[Part of a data file]

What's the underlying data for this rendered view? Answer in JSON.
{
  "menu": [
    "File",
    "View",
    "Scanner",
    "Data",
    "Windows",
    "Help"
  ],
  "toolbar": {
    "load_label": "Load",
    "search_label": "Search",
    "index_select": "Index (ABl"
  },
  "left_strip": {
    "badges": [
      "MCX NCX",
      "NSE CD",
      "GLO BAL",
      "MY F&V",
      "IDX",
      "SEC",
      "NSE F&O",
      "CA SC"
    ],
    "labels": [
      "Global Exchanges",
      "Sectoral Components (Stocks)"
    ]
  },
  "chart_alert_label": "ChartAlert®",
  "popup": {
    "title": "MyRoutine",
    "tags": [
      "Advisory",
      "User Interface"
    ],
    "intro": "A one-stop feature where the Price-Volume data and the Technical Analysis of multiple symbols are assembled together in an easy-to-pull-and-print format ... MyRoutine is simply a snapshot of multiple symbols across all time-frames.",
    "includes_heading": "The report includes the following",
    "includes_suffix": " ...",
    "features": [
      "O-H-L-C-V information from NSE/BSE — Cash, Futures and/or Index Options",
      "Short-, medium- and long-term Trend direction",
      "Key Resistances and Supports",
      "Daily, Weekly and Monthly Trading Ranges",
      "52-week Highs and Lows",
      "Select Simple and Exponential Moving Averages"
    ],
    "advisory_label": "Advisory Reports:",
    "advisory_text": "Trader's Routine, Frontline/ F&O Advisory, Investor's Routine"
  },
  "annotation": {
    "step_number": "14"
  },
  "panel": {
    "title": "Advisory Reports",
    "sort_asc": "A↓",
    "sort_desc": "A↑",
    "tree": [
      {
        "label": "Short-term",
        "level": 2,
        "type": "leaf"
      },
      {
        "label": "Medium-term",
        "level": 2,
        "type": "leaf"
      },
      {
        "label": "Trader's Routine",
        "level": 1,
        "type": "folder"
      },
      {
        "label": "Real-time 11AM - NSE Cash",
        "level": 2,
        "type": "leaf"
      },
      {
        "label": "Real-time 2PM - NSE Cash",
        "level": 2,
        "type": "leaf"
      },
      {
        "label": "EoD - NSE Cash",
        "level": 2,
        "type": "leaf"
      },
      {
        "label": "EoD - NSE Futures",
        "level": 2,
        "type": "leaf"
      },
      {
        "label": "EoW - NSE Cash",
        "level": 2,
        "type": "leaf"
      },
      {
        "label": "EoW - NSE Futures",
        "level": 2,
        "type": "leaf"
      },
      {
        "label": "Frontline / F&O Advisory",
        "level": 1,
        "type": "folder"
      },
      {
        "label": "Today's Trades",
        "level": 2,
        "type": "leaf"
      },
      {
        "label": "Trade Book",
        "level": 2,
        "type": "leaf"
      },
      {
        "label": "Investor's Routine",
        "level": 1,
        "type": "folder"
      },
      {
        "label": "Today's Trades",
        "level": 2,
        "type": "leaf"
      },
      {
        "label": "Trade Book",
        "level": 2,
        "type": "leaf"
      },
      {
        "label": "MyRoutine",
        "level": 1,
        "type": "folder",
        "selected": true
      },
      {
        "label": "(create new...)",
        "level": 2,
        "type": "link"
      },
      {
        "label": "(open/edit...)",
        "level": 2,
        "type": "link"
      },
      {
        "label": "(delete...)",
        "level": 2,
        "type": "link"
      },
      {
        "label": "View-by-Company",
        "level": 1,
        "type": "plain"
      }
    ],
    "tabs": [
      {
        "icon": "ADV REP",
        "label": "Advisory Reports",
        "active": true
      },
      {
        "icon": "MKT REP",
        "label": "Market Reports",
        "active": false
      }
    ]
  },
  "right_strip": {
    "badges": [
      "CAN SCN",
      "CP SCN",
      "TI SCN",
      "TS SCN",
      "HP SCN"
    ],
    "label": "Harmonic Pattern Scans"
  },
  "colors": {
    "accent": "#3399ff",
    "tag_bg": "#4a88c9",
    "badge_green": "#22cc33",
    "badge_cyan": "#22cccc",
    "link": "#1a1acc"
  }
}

Stated problem:
Set out every line from the material that contains the string "Real".

Correct response:
        "label": "Real-time 11AM - NSE Cash",
        "label": "Real-time 2PM - NSE Cash",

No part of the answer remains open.